**页面摘录**
────────
干旱缺钾对油菜内源激素、光合作用和叶绿素荧光特性的影响

为了解钾肥对抗旱的生理影响，以抗旱性不同的两个油菜品种川油36（敏感）和油研57（耐旱）为材料，采用水培试验，调查干旱缺钾对油菜内源激素、光合作用和叶绿素荧光特性的影响。设置缺钾（0.01 mmol/L K₂SO₄）和正常钾肥（1.0 mmol/L K₂SO₄）两个梯度，加入7%的PEG6000模拟干旱，分别记为LK和NK处理。结果发现，干旱胁迫严重抑制油菜生长，不同钾肥水平对油菜生长和激素水平影响显著，与NK处理相比，LK处理下油菜生物量和叶片吲哚乙酸（IAA）、细胞分裂素（CTK）和油菜素内酯（BR）含量显著降低，而脱落酸（ABA）含量显著增加。干旱胁迫下钾肥水平对油菜光合作用影响显著，与NK相比，LK处理下油菜净光合速率、气孔导度、核酮糖-1,5-二磷酸羧化酶（RuBP羧化酶）活性、磷酸烯醇式丙酮酸羧化酶（PEPC）活性均显著降低。干旱胁迫下光系统I（PSI）P700最大变化（Pm）和光下P700最大变化（Pm'）显著降低，LK处理下Pm'显著低于NK处理，而PSI受体侧限制非光化学量子产量Y(NA)]显著高于NK处理。干旱胁迫导致光系统II（PSII）最大光化学量子产量（Fv/Fm）显著降低，与NK处理相比，LK处理下Fv/Fm和PSII调节性能量耗散Y(NPQ)]显著降低，然而非调节性能量耗散Y(NO)]显著增加。LK处理下抗旱品种油研57叶片IAA含量、CTK含量、叶绿素含量、净光合速率和Fv/Fm显著高于川油36，表现出更高的生物量。综上，干旱缺钾会诱导ABA积累，抑制生长促进类激素IAA、CTK和BR的合成，抑制油菜生长。干旱缺钾条件下，RuBP羧化酶和PEPC酶活性显著降低，同时PSI受体侧过度还原，PSII调节性能量耗散减弱，非调节性能量耗散量子产量增加，造成PSI和PSII活性下降，导致油菜光合作用降低并限制油菜生长。
────────
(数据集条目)

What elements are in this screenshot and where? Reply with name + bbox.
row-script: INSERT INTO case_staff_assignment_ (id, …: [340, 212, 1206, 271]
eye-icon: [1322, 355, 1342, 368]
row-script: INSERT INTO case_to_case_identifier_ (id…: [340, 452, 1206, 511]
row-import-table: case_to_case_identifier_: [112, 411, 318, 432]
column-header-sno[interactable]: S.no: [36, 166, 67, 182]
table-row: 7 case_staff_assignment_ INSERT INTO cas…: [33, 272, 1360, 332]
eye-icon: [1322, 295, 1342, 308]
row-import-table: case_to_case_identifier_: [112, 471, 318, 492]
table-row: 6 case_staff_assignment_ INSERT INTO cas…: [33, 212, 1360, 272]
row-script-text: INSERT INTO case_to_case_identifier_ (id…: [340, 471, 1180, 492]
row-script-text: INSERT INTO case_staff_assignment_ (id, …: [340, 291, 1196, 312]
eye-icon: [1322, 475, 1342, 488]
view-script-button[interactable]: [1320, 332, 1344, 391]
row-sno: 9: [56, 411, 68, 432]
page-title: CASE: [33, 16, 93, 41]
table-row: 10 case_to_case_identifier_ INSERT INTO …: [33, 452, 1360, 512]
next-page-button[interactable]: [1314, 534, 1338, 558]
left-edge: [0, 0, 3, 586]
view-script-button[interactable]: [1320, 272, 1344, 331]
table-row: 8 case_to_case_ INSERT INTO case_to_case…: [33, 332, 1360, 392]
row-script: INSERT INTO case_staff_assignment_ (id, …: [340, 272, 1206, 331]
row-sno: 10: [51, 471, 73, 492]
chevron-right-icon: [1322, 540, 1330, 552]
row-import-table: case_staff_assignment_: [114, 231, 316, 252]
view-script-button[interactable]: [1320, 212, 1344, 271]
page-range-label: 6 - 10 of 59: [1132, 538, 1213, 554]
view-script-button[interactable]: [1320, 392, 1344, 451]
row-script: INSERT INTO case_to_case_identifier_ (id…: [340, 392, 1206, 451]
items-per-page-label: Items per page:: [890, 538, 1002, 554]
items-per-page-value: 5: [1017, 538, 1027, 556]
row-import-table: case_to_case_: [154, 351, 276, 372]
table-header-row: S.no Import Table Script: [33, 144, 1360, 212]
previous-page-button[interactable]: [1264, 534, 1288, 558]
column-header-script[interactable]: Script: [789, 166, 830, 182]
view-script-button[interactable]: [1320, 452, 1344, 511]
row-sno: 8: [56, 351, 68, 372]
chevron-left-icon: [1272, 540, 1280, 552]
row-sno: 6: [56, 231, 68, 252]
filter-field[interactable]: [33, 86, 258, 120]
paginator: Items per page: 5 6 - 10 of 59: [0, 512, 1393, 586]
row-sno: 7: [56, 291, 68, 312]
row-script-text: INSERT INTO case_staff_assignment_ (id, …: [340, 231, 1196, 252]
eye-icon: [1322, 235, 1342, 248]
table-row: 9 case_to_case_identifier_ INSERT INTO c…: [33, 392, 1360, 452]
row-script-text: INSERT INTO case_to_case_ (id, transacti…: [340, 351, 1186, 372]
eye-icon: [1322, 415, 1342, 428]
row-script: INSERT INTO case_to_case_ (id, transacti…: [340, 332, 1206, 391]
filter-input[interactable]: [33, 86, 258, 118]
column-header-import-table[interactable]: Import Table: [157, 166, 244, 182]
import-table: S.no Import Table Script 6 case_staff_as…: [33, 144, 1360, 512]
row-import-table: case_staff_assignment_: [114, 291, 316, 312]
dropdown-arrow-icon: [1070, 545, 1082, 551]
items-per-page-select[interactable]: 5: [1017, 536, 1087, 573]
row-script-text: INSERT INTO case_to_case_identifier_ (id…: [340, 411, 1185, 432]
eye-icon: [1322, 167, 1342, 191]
────────
**你的任务**
判断下列三项说法是否与页面摘录相符，每项答“是”或“否”，并引用摘录中起决定作用的原文：(a) 与NK处理相比，LK处理下油菜叶片脱落酸（ABA）含量显著降低；(b) 试验加入7%的PEG6000来模拟干旱；(c) 川油36是耐旱品种。 这些记录取自另一来源。

**完成的任务**
(a) 否。“而脱落酸（ABA）含量显著增加”
(b) 是。“加入7%的PEG6000模拟干旱”
(c) 否。“川油36（敏感）”